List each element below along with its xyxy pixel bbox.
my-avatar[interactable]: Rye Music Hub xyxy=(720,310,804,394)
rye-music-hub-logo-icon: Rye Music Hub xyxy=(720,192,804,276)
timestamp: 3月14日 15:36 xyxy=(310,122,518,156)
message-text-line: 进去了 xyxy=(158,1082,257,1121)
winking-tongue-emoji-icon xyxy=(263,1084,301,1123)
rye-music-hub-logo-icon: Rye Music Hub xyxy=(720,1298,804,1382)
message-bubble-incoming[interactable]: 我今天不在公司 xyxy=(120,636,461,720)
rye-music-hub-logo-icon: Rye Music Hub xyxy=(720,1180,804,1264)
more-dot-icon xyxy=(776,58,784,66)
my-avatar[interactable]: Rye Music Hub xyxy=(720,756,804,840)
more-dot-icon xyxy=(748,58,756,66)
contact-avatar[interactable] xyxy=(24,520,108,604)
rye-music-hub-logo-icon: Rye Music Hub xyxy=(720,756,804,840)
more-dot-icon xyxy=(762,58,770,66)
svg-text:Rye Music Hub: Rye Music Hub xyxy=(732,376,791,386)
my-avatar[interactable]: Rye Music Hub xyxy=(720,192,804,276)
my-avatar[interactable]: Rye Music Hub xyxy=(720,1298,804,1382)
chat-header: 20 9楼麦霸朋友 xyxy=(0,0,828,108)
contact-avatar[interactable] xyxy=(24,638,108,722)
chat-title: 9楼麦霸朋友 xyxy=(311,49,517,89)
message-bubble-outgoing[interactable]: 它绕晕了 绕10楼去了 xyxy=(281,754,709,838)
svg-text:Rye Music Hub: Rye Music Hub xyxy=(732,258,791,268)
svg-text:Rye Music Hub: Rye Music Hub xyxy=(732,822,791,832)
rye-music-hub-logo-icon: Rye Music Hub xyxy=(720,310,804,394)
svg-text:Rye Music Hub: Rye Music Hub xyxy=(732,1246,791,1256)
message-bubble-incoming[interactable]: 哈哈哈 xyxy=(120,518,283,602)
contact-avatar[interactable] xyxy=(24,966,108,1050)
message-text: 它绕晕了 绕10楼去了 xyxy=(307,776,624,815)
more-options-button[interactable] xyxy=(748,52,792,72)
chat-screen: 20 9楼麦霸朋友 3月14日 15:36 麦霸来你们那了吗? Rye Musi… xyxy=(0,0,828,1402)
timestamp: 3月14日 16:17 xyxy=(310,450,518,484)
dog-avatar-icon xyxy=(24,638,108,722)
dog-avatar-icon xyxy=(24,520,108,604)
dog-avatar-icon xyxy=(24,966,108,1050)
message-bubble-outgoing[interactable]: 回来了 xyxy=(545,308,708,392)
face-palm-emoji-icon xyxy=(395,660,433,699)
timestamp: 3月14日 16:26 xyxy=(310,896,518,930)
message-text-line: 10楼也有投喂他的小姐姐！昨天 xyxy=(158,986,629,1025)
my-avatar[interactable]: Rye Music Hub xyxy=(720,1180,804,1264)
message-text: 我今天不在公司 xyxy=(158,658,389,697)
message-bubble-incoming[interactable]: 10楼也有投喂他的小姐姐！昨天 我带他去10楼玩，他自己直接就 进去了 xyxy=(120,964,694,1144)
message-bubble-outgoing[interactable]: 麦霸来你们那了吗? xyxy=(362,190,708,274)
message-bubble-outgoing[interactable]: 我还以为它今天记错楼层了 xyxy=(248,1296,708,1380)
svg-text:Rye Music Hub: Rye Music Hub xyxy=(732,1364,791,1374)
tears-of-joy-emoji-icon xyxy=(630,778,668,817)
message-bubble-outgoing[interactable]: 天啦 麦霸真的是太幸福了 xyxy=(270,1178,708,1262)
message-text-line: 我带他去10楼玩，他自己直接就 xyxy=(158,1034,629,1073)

--

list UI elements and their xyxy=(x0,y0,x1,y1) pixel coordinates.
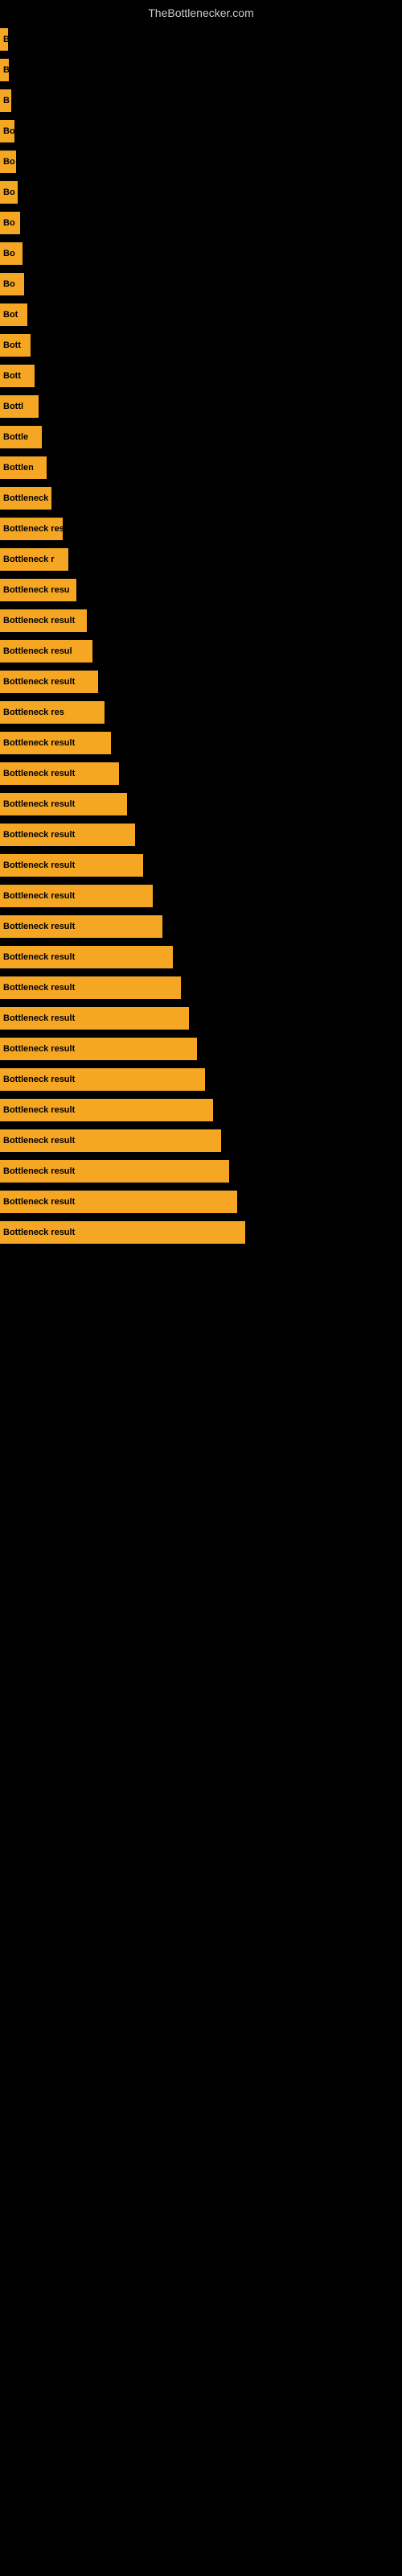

Task to complete >> Lay out the lines as a JSON list of strings, starting at the line containing "List each element" and ending at the line containing "more-dot-icon xyxy=(776,58,784,66)", with one string per line and blank lines omitted.

Reply >>
[
  "List each element below along with its xyxy pixel bbox.",
  "my-avatar[interactable]: Rye Music Hub xyxy=(720,310,804,394)",
  "rye-music-hub-logo-icon: Rye Music Hub xyxy=(720,192,804,276)",
  "timestamp: 3月14日 15:36 xyxy=(310,122,518,156)",
  "message-text-line: 进去了 xyxy=(158,1082,257,1121)",
  "winking-tongue-emoji-icon xyxy=(263,1084,301,1123)",
  "rye-music-hub-logo-icon: Rye Music Hub xyxy=(720,1298,804,1382)",
  "message-bubble-incoming[interactable]: 我今天不在公司 xyxy=(120,636,461,720)",
  "rye-music-hub-logo-icon: Rye Music Hub xyxy=(720,1180,804,1264)",
  "more-dot-icon xyxy=(776,58,784,66)"
]